Dataset entries:
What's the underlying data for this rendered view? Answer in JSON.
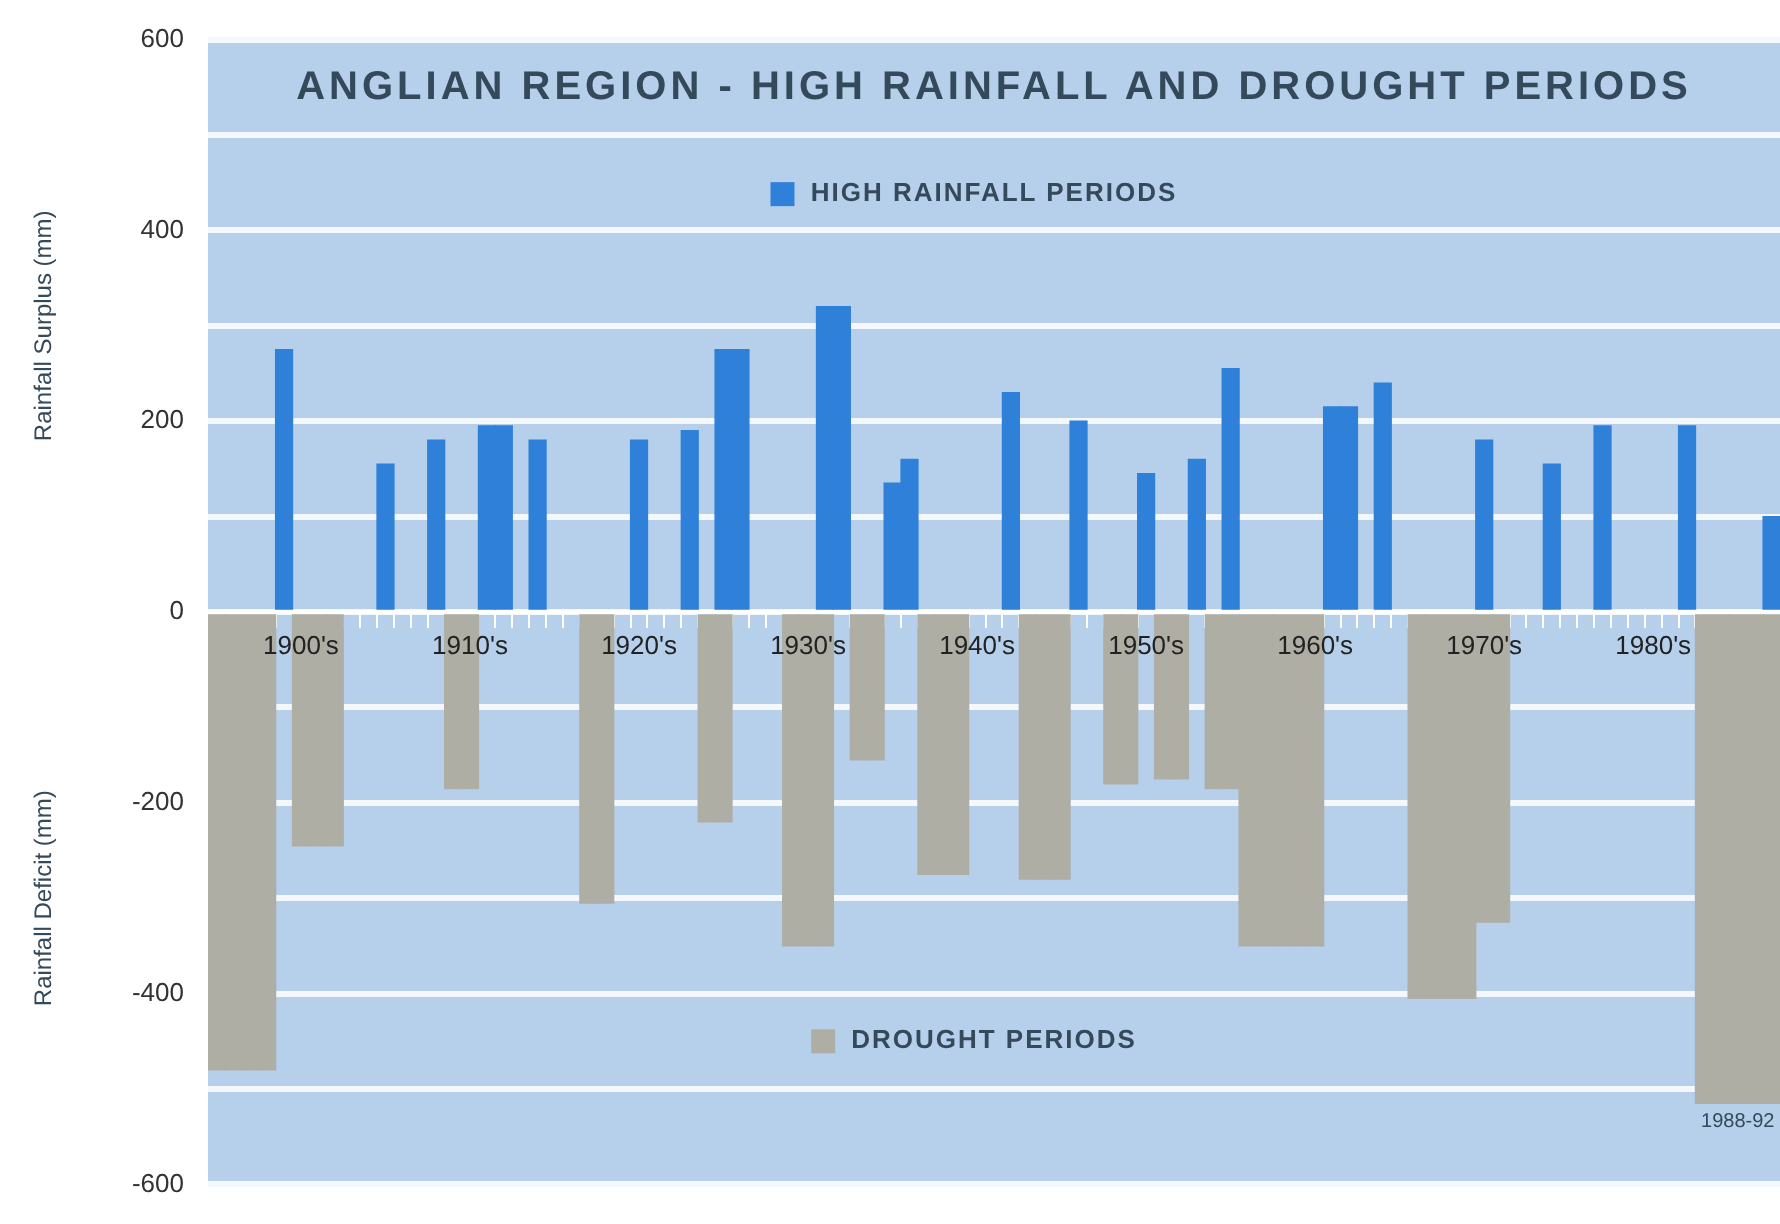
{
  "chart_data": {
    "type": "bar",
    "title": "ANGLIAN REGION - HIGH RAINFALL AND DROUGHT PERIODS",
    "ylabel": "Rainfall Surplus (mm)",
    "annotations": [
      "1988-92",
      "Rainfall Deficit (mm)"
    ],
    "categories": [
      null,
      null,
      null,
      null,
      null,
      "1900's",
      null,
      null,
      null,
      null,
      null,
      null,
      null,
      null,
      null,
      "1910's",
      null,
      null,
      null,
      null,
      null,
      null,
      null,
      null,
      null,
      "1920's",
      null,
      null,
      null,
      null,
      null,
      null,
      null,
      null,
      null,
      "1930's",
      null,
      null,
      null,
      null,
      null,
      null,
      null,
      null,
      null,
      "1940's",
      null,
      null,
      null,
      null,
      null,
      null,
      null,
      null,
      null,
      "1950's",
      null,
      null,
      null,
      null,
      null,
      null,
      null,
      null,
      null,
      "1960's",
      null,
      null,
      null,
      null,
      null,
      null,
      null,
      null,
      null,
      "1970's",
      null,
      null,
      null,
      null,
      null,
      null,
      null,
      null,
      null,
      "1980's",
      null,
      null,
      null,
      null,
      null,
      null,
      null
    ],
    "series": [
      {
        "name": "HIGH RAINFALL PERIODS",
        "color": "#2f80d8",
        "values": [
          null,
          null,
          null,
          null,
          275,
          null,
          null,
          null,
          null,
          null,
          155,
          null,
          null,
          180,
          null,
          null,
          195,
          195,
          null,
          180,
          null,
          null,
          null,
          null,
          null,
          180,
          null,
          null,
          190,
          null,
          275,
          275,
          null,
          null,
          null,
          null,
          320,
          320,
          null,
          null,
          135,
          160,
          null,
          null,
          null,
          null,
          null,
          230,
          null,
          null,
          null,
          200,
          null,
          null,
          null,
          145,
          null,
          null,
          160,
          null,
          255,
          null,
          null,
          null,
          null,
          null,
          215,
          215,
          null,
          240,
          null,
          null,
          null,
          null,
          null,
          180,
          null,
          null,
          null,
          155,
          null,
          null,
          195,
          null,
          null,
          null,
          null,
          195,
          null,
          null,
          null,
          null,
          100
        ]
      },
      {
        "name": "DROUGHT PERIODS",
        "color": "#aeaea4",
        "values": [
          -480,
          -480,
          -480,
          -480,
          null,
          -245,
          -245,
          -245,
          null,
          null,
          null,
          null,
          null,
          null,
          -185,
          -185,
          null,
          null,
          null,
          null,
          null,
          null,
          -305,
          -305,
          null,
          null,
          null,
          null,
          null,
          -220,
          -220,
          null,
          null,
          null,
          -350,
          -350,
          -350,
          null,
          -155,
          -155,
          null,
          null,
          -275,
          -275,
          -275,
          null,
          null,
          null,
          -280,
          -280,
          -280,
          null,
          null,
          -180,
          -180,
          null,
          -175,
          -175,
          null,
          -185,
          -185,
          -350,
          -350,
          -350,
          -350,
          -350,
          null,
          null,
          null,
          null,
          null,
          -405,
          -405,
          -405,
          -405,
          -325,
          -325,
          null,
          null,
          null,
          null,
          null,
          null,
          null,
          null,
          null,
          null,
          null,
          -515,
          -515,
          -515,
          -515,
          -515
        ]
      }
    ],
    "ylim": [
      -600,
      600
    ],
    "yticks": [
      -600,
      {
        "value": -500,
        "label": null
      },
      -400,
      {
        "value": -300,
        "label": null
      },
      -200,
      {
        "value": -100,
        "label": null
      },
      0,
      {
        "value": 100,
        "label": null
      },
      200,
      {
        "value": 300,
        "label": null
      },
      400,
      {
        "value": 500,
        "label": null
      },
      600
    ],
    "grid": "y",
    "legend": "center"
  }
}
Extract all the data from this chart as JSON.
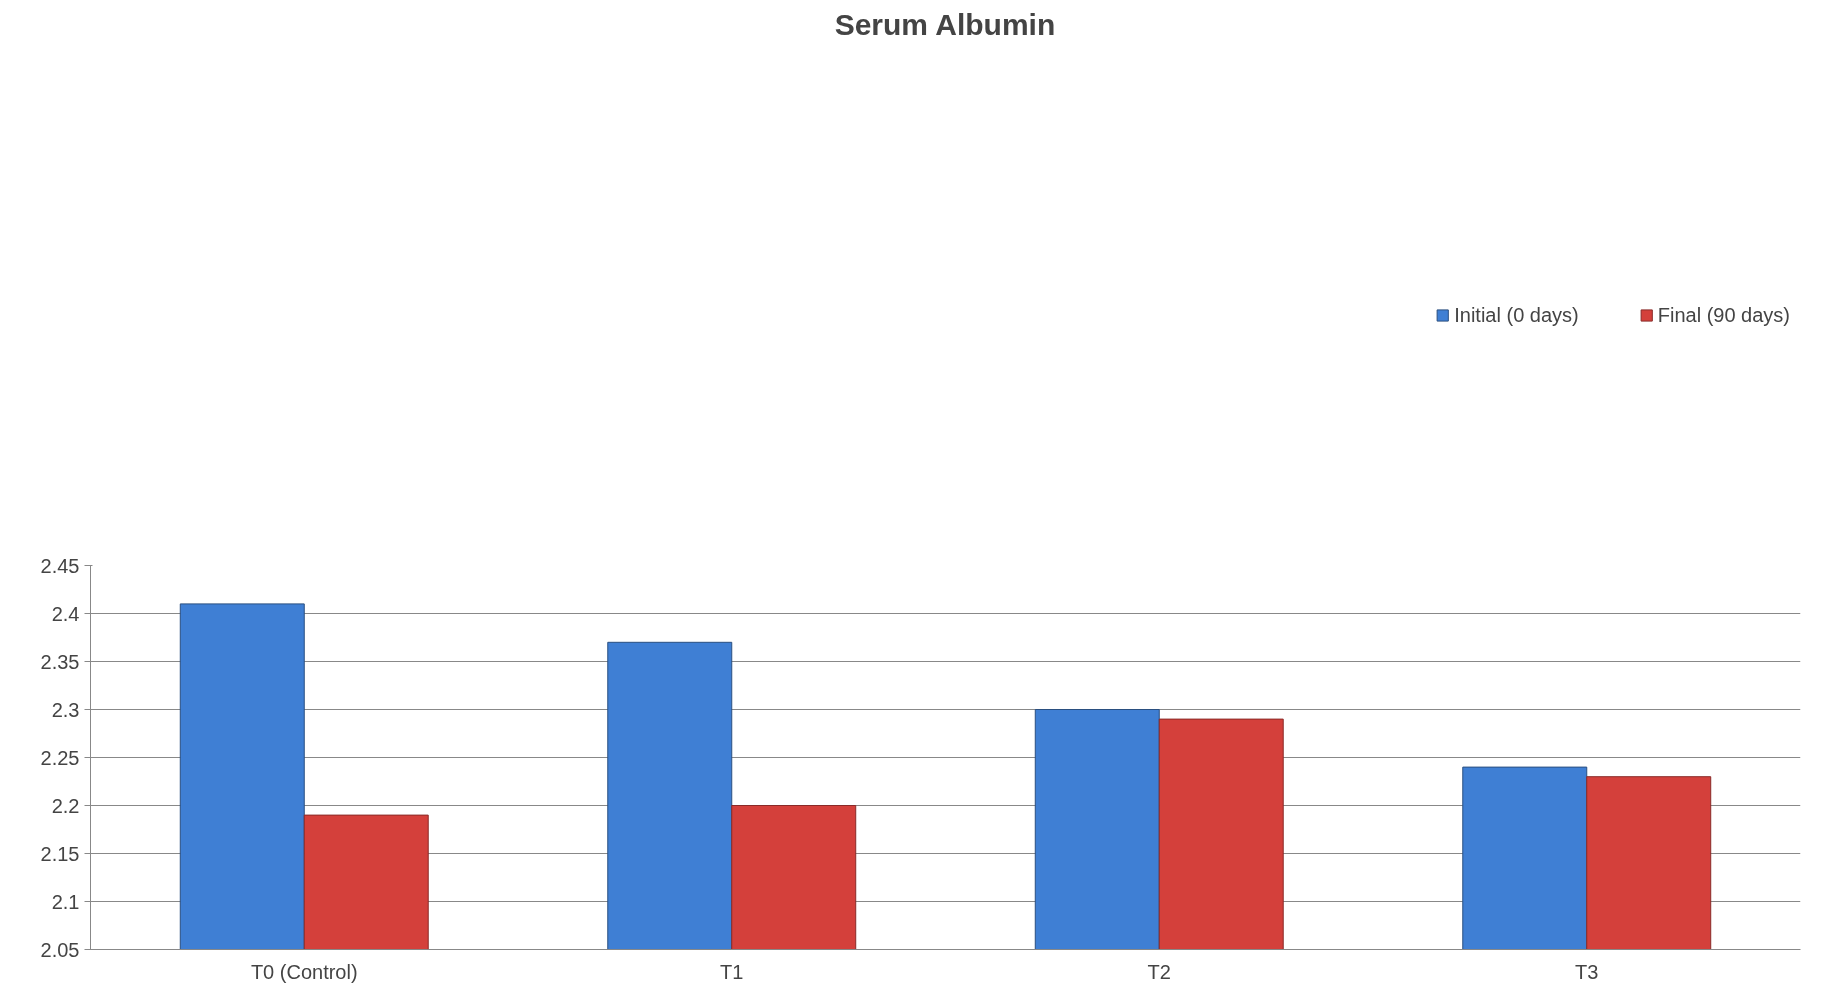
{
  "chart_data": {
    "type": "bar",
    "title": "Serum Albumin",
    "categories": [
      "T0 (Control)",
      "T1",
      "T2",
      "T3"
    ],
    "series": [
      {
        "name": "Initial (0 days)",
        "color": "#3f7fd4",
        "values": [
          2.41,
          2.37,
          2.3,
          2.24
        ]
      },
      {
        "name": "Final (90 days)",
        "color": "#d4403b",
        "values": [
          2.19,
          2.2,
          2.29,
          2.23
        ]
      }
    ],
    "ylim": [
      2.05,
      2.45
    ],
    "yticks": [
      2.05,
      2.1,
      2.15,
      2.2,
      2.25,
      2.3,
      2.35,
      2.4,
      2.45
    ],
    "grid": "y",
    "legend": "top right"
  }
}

Written task: From the entries above, pull out each line that includes "JSON".

Completed task:
What's the underlying data for this rendered view? Answer in JSON.
Extract all the data from this chart as JSON.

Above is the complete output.